## What to produce
Collect all lines below with the string "Matcha".

## Data to process
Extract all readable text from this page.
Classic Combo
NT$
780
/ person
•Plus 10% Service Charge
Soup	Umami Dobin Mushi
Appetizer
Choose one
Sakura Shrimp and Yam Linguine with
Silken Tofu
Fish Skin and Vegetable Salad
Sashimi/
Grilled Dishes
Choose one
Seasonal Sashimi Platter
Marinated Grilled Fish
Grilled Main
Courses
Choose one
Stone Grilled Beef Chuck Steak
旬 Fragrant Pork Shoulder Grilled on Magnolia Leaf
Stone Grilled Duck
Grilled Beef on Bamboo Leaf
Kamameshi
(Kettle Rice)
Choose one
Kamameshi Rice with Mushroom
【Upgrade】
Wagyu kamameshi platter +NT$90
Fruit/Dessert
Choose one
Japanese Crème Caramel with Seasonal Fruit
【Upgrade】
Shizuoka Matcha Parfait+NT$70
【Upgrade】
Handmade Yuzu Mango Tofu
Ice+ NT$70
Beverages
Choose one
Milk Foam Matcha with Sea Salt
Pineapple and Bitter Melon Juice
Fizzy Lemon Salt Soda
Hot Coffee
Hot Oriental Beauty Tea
...
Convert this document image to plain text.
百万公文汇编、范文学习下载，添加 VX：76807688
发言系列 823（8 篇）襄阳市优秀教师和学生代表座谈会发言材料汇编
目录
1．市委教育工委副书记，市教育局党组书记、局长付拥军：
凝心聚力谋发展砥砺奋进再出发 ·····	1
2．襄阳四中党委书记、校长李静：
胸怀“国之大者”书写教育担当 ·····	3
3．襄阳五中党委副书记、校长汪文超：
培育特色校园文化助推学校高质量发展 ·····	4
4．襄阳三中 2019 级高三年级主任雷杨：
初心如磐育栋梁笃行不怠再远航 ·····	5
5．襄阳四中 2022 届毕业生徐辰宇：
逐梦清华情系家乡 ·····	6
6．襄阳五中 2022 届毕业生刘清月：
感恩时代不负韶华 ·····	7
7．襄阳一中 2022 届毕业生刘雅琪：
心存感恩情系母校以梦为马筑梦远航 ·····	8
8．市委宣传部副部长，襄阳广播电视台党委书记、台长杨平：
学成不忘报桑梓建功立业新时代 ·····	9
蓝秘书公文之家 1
--
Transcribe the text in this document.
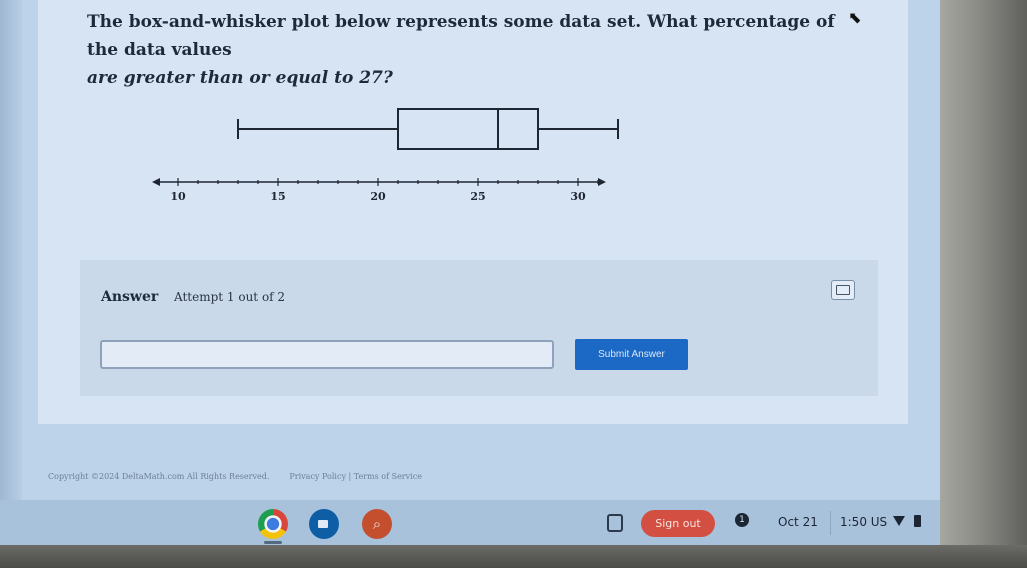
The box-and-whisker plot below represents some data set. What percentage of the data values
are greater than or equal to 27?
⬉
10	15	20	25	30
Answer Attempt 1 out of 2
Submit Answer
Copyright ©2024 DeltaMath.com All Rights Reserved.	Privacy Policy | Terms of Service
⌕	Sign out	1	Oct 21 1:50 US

## Response to the task
Shizuoka Matcha Parfait+NT$70
Milk Foam Matcha with Sea Salt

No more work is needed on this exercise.